■ **RECORDS SHOWN**:
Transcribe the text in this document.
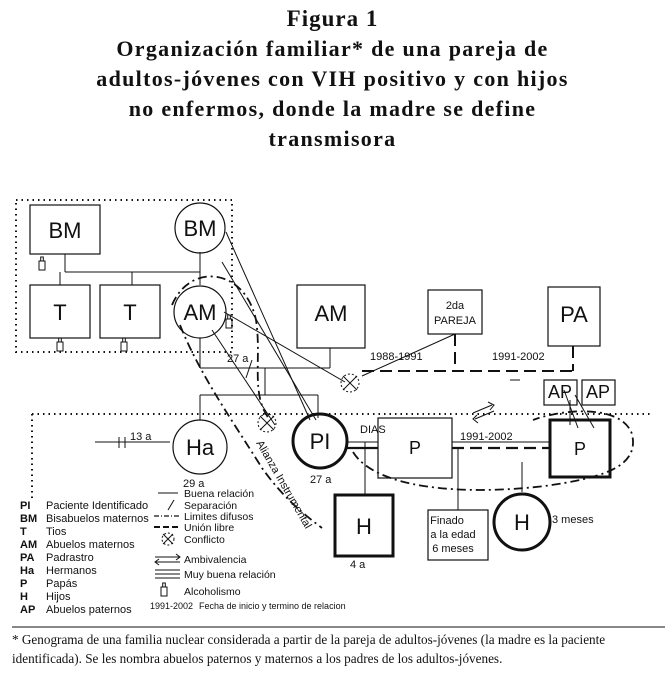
Figura 1
Organización familiar* de una pareja de
adultos-jóvenes con VIH positivo y con hijos
no enfermos, donde la madre se define
transmisora
BM	BM
T	T AM	AM	PA
Ha	PI
H	H
P	P
AP AP
2da
PAREJA
Finado
a la edad
6 meses
27 a	1988-1991	1991-2002
13 a
29 a	27 a
DIAS
1991-2002
3 meses
4 a
Alianza Instrumental
PI Paciente Identificado
BM Bisabuelos maternos
T Tios
AM Abuelos maternos
PA Padrastro
Ha Hermanos
P Papás
H Hijos
AP Abuelos paternos
Buena relación
Separación
Limites difusos
Unión libre
Conflicto
Ambivalencia
Muy buena relación
Alcoholismo
1991-2002 Fecha de inicio y termino de relacion
* Genograma de una familia nuclear considerada a partir de la pareja de adultos-jóvenes (la madre es la paciente identificada). Se les nombra abuelos paternos y maternos a los padres de los adultos-jóvenes.
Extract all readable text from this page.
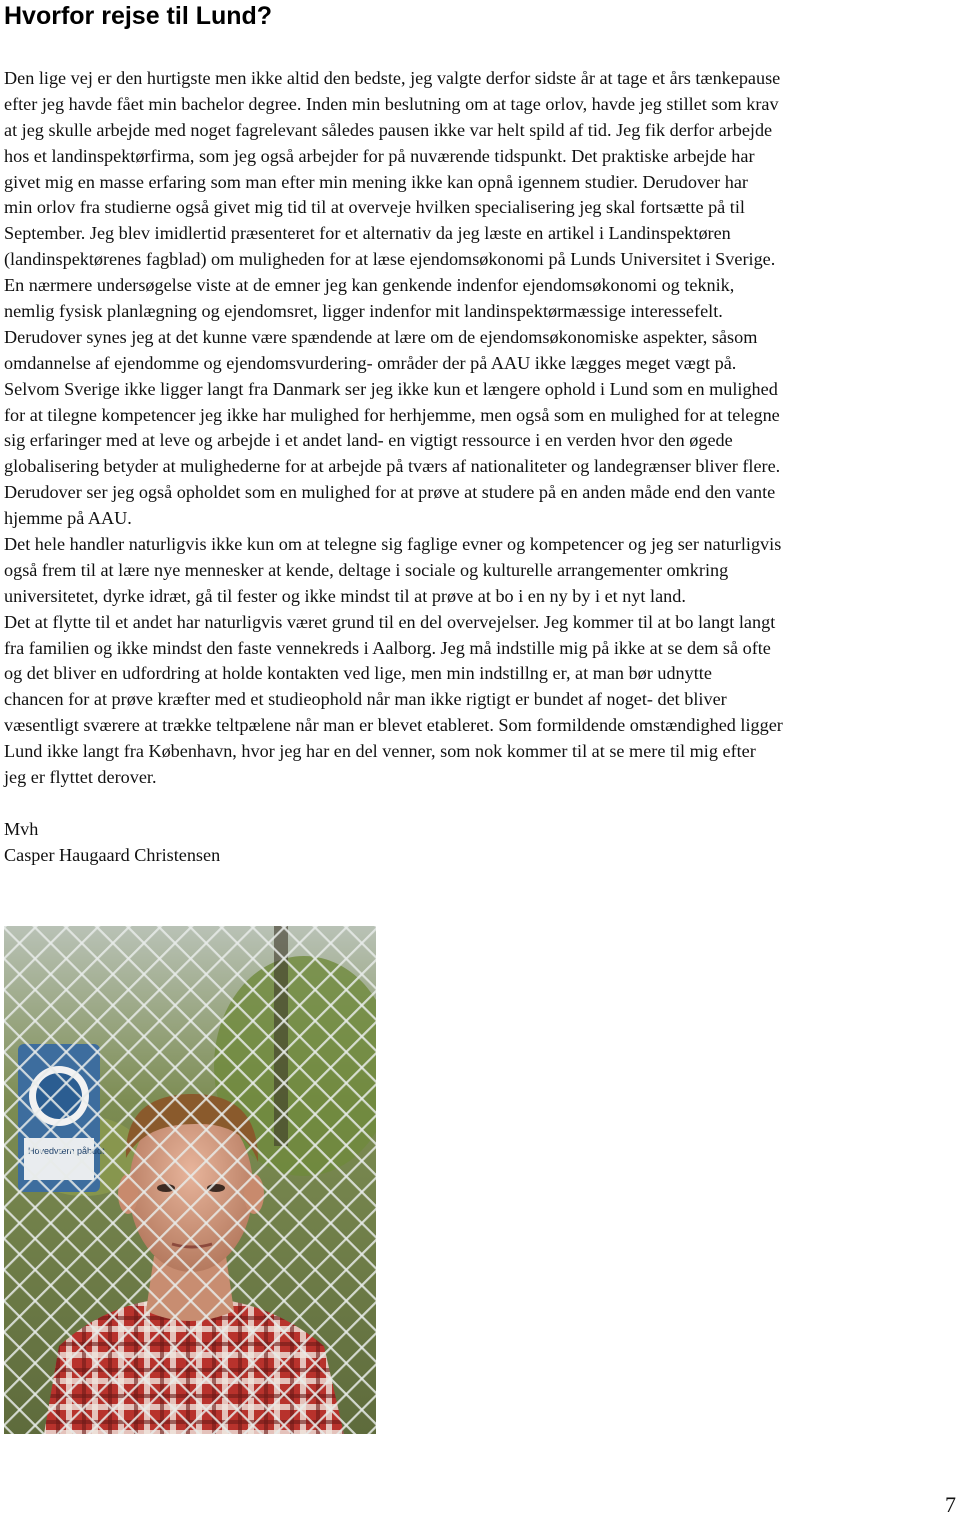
Hvorfor rejse til Lund?
Den lige vej er den hurtigste men ikke altid den bedste, jeg valgte derfor sidste år at tage et års tænkepause
efter jeg havde fået min bachelor degree. Inden min beslutning om at tage orlov, havde jeg stillet som krav
at jeg skulle arbejde med noget fagrelevant således pausen ikke var helt spild af tid. Jeg fik derfor arbejde
hos et landinspektørfirma, som jeg også arbejder for på nuværende tidspunkt. Det praktiske arbejde har
givet mig en masse erfaring som man efter min mening ikke kan opnå igennem studier. Derudover har
min orlov fra studierne også givet mig tid til at overveje hvilken specialisering jeg skal fortsætte på til
September. Jeg blev imidlertid præsenteret for et alternativ da jeg læste en artikel i Landinspektøren
(landinspektørenes fagblad) om muligheden for at læse ejendomsøkonomi på Lunds Universitet i Sverige.
En nærmere undersøgelse viste at de emner jeg kan genkende indenfor ejendomsøkonomi og teknik,
nemlig fysisk planlægning og ejendomsret, ligger indenfor mit landinspektørmæssige interessefelt.
Derudover synes jeg at det kunne være spændende at lære om de ejendomsøkonomiske aspekter, såsom
omdannelse af ejendomme og ejendomsvurdering- områder der på AAU ikke lægges meget vægt på.
Selvom Sverige ikke ligger langt fra Danmark ser jeg ikke kun et længere ophold i Lund som en mulighed
for at tilegne kompetencer jeg ikke har mulighed for herhjemme, men også som en mulighed for at telegne
sig erfaringer med at leve og arbejde i et andet land- en vigtigt ressource i en verden hvor den øgede
globalisering betyder at mulighederne for at arbejde på tværs af nationaliteter og landegrænser bliver flere.
Derudover ser jeg også opholdet som en mulighed for at prøve at studere på en anden måde end den vante
hjemme på AAU.
Det hele handler naturligvis ikke kun om at telegne sig faglige evner og kompetencer og jeg ser naturligvis
også frem til at lære nye mennesker at kende, deltage i sociale og kulturelle arrangementer omkring
universitetet, dyrke idræt, gå til fester og ikke mindst til at prøve at bo i en ny by i et nyt land.
Det at flytte til et andet har naturligvis været grund til en del overvejelser. Jeg kommer til at bo langt langt
fra familien og ikke mindst den faste vennekreds i Aalborg. Jeg må indstille mig på ikke at se dem så ofte
og det bliver en udfordring at holde kontakten ved lige, men min indstillng er, at man bør udnytte
chancen for at prøve kræfter med et studieophold når man ikke rigtigt er bundet af noget- det bliver
væsentligt sværere at trække teltpælene når man er blevet etableret. Som formildende omstændighed ligger
Lund ikke langt fra København, hvor jeg har en del venner, som nok kommer til at se mere til mig efter
jeg er flyttet derover.
Mvh
Casper Haugaard Christensen
7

■ **TASK BRIEF**: Transcribe the full listing above exactly as it stands, minus the pictures.

■ **WRITTEN RESPONSE**:
Transcribe the text in this document.
Figura 1
Organización familiar* de una pareja de
adultos-jóvenes con VIH positivo y con hijos
no enfermos, donde la madre se define
transmisora
BM	BM
T	T AM	AM	PA
Ha	PI
H	H
P	P
AP AP
2da
PAREJA
Finado
a la edad
6 meses
27 a	1988-1991	1991-2002
13 a
29 a	27 a
DIAS
1991-2002
3 meses
4 a
Alianza Instrumental
PI Paciente Identificado
BM Bisabuelos maternos
T Tios
AM Abuelos maternos
PA Padrastro
Ha Hermanos
P Papás
H Hijos
AP Abuelos paternos
Buena relación
Separación
Limites difusos
Unión libre
Conflicto
Ambivalencia
Muy buena relación
Alcoholismo
1991-2002 Fecha de inicio y termino de relacion
* Genograma de una familia nuclear considerada a partir de la pareja de adultos-jóvenes (la madre es la paciente identificada). Se les nombra abuelos paternos y maternos a los padres de los adultos-jóvenes.
Extract all readable text from this page.
Hvorfor rejse til Lund?
Den lige vej er den hurtigste men ikke altid den bedste, jeg valgte derfor sidste år at tage et års tænkepause
efter jeg havde fået min bachelor degree. Inden min beslutning om at tage orlov, havde jeg stillet som krav
at jeg skulle arbejde med noget fagrelevant således pausen ikke var helt spild af tid. Jeg fik derfor arbejde
hos et landinspektørfirma, som jeg også arbejder for på nuværende tidspunkt. Det praktiske arbejde har
givet mig en masse erfaring som man efter min mening ikke kan opnå igennem studier. Derudover har
min orlov fra studierne også givet mig tid til at overveje hvilken specialisering jeg skal fortsætte på til
September. Jeg blev imidlertid præsenteret for et alternativ da jeg læste en artikel i Landinspektøren
(landinspektørenes fagblad) om muligheden for at læse ejendomsøkonomi på Lunds Universitet i Sverige.
En nærmere undersøgelse viste at de emner jeg kan genkende indenfor ejendomsøkonomi og teknik,
nemlig fysisk planlægning og ejendomsret, ligger indenfor mit landinspektørmæssige interessefelt.
Derudover synes jeg at det kunne være spændende at lære om de ejendomsøkonomiske aspekter, såsom
omdannelse af ejendomme og ejendomsvurdering- områder der på AAU ikke lægges meget vægt på.
Selvom Sverige ikke ligger langt fra Danmark ser jeg ikke kun et længere ophold i Lund som en mulighed
for at tilegne kompetencer jeg ikke har mulighed for herhjemme, men også som en mulighed for at telegne
sig erfaringer med at leve og arbejde i et andet land- en vigtigt ressource i en verden hvor den øgede
globalisering betyder at mulighederne for at arbejde på tværs af nationaliteter og landegrænser bliver flere.
Derudover ser jeg også opholdet som en mulighed for at prøve at studere på en anden måde end den vante
hjemme på AAU.
Det hele handler naturligvis ikke kun om at telegne sig faglige evner og kompetencer og jeg ser naturligvis
også frem til at lære nye mennesker at kende, deltage i sociale og kulturelle arrangementer omkring
universitetet, dyrke idræt, gå til fester og ikke mindst til at prøve at bo i en ny by i et nyt land.
Det at flytte til et andet har naturligvis været grund til en del overvejelser. Jeg kommer til at bo langt langt
fra familien og ikke mindst den faste vennekreds i Aalborg. Jeg må indstille mig på ikke at se dem så ofte
og det bliver en udfordring at holde kontakten ved lige, men min indstillng er, at man bør udnytte
chancen for at prøve kræfter med et studieophold når man ikke rigtigt er bundet af noget- det bliver
væsentligt sværere at trække teltpælene når man er blevet etableret. Som formildende omstændighed ligger
Lund ikke langt fra København, hvor jeg har en del venner, som nok kommer til at se mere til mig efter
jeg er flyttet derover.
Mvh
Casper Haugaard Christensen
7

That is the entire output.